§ TASK INSTRUCTIONS:
1. In the article on preventing discrimination suits, set down everything from "By: Kenneth M." down to "of the rental.".
2. According to the article on preventing discrimination suits, what was the customer who filed the New York complaint unable to produce?

§ TEXT EXCERPT:
/---

Preventing Discrimination Suits
Copyright 2014 by Virgo Publishing.
By: Kenneth M. Piken
Posted on: 03/01/2008



 

There are many circumstances under which a self-storage operator can choose not to rent a unit to an individual. Of course, the exposure to the operator could be enormous if the necessary safeguards aren’t instituted prior to the “refusal.”

Your rental procedures and requirements should be clearly established and posted in a conspicuous place for all prospective customers to see, and they should be applied consistently to all renters. For example, a facility might request two forms of identification, and a valid credit card may be a condition of the rental.

Any deviation from these standards would constitute a waiver, compromising the rights of the facility. It could also result in the operator being viewed as acting in a discriminatory manner. This would certainly give rise to an action against the company for violation of human-rights laws.

A complaint was filed in the State Division of Human Rights in the Executive Department of the State of New York alleging unlawful discriminatory practices as to national origin. A self-storage customer was refused a unit and claimed the decision was based on race; but the facts revealed he could not produce the required forms of ID, i.e., a valid address or phone number. These prerequisites were clearly listed at the facility. The Executive Department found that since these procedures were established and followed, refusal to rent a unit did not constitute discrimination in this case.

Be Aware of Violations Laws

In addition to human-rights violations, there are other complaints that can be filed against a storage operator including EEOC (equal employment opportunity council) violations and violations of Federal Civil Rights Assertions, commonly known as 1982 assertions, based on U.S. Codes.

All the matters must be responded to and defended and, of course, at considerable expense. The violations can result in horrendous fines and have a negative impact on a company’s public image.

\---

Page element annotations:

/---

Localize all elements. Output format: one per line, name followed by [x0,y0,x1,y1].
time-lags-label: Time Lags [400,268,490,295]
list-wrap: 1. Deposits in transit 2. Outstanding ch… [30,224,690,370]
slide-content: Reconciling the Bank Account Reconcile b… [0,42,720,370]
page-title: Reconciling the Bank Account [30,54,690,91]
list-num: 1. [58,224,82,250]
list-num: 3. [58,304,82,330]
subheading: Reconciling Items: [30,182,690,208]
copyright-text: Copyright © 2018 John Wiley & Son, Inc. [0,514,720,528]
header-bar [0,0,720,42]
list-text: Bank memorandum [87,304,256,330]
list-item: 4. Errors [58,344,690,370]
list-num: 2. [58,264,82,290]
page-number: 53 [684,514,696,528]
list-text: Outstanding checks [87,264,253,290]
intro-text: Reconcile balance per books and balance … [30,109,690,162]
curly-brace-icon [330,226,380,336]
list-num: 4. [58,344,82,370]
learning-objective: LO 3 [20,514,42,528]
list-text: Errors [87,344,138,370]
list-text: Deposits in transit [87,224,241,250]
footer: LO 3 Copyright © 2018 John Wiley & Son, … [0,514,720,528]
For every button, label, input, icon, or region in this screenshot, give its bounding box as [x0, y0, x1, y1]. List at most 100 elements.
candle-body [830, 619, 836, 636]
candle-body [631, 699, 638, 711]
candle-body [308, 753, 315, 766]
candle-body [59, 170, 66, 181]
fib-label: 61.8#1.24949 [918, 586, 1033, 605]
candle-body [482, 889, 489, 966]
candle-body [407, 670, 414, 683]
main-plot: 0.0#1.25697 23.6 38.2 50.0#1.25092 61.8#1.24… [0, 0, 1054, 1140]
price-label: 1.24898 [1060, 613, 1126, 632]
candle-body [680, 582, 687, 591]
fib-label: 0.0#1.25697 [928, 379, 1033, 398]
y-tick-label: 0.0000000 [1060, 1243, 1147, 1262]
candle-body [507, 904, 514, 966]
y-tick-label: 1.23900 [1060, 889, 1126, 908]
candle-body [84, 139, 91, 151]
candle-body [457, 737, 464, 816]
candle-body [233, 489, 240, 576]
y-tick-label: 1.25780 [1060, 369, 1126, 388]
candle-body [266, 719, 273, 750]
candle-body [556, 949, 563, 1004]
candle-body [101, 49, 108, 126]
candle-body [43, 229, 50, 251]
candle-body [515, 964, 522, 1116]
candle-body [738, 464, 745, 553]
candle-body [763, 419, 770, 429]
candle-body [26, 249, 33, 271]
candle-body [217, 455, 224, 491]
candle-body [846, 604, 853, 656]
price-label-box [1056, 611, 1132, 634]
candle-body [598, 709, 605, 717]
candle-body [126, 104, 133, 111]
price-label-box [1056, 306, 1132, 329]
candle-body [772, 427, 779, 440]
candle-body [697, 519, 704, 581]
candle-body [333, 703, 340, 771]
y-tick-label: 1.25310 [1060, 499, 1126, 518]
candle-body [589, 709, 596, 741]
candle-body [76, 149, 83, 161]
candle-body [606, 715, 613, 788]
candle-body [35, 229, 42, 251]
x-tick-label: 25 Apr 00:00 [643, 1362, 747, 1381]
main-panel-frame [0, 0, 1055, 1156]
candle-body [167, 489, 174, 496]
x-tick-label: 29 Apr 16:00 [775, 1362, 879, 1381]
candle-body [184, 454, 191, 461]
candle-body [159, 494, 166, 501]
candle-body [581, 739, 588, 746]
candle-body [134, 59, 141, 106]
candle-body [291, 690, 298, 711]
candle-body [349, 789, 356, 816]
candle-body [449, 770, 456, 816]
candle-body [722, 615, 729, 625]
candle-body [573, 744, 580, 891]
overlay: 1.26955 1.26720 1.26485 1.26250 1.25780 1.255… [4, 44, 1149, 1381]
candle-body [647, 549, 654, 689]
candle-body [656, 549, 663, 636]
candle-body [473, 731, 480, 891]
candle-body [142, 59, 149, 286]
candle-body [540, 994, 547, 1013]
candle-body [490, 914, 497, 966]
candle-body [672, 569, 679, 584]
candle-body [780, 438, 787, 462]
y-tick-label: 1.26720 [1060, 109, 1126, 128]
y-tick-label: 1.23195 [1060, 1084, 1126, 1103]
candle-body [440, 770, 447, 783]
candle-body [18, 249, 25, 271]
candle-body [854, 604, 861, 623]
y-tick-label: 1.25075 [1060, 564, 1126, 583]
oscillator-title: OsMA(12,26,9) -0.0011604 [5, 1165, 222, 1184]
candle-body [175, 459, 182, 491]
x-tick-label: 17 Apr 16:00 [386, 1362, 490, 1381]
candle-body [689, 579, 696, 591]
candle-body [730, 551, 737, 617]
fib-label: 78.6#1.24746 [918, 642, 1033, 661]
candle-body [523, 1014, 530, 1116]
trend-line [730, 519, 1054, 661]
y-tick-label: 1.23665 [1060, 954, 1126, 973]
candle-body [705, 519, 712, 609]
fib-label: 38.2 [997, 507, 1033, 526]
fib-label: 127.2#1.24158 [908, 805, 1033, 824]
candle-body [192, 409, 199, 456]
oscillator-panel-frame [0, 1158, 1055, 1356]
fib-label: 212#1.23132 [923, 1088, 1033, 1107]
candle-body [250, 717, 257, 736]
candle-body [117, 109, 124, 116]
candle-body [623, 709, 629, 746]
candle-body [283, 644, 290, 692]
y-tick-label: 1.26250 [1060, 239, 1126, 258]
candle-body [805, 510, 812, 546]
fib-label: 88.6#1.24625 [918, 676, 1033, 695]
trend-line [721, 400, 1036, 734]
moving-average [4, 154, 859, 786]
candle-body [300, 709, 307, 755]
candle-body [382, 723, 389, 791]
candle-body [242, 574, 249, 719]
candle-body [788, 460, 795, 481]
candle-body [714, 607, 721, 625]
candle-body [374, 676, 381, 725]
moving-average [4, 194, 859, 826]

\---

§ RESPONSES PER TASK:
1.
By: Kenneth M. Piken
Posted on: 03/01/2008



 

There are many circumstances under which a self-storage operator can choose not to rent a unit to an individual. Of course, the exposure to the operator could be enormous if the necessary safeguards aren’t instituted prior to the “refusal.”

Your rental procedures and requirements should be clearly established and posted in a conspicuous place for all prospective customers to see, and they should be applied consistently to all renters. For example, a facility might request two forms of identification, and a valid credit card may be a condition of the rental.

2. The required forms of ID, namely a valid address or phone number.